Which lines in the records below contain the word "values"? Copy each one out.

=-=-=-=-=

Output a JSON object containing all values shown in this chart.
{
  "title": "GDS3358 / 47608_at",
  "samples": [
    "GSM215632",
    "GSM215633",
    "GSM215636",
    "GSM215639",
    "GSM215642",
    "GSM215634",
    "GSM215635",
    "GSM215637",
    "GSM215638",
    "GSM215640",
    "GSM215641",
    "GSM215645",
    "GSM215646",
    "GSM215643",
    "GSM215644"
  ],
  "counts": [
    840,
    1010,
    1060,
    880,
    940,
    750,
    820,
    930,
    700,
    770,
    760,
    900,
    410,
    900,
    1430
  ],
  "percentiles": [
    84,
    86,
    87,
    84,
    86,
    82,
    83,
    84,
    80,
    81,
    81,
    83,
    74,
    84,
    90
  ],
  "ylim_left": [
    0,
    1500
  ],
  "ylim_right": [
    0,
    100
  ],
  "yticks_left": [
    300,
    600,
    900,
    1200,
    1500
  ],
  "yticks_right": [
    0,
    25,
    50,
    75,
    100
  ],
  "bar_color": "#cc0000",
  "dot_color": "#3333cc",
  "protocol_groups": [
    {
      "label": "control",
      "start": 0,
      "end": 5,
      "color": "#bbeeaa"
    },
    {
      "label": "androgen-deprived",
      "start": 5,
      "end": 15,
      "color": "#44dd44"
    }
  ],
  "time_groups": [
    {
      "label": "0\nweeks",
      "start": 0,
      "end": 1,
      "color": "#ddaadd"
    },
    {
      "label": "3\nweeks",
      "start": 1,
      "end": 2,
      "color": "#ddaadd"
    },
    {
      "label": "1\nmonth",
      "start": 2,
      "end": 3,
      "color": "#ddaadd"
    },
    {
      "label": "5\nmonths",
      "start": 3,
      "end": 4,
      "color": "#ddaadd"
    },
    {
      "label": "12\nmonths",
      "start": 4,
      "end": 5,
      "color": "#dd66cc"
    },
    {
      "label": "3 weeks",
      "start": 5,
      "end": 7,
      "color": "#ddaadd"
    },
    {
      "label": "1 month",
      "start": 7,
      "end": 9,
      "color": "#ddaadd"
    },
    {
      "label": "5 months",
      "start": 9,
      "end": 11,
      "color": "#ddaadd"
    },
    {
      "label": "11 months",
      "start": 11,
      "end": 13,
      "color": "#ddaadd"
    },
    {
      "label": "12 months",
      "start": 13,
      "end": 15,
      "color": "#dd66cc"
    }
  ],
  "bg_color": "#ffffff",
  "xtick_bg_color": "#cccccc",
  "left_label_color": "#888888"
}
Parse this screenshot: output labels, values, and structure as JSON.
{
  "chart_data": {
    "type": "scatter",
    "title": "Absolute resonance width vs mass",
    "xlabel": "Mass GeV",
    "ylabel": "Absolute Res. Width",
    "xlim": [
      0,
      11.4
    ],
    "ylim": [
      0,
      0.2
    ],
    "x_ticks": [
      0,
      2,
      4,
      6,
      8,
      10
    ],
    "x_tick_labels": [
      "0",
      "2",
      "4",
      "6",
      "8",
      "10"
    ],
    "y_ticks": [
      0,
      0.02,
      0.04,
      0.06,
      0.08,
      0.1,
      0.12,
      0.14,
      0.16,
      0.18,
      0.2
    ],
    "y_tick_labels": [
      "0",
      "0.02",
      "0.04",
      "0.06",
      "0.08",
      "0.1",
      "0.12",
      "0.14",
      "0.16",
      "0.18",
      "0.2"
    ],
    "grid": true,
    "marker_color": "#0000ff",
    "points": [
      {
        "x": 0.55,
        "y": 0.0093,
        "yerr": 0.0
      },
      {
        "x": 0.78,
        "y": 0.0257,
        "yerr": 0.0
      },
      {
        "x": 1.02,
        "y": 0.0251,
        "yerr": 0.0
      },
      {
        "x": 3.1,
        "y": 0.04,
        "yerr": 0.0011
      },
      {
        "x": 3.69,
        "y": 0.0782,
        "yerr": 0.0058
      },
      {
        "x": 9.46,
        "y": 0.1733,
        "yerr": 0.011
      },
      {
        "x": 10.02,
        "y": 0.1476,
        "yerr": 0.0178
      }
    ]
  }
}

=-=-=-=-=

### Answer to the problem
Output a JSON object containing all values shown in this chart.
Parse this screenshot: output labels, values, and structure as JSON.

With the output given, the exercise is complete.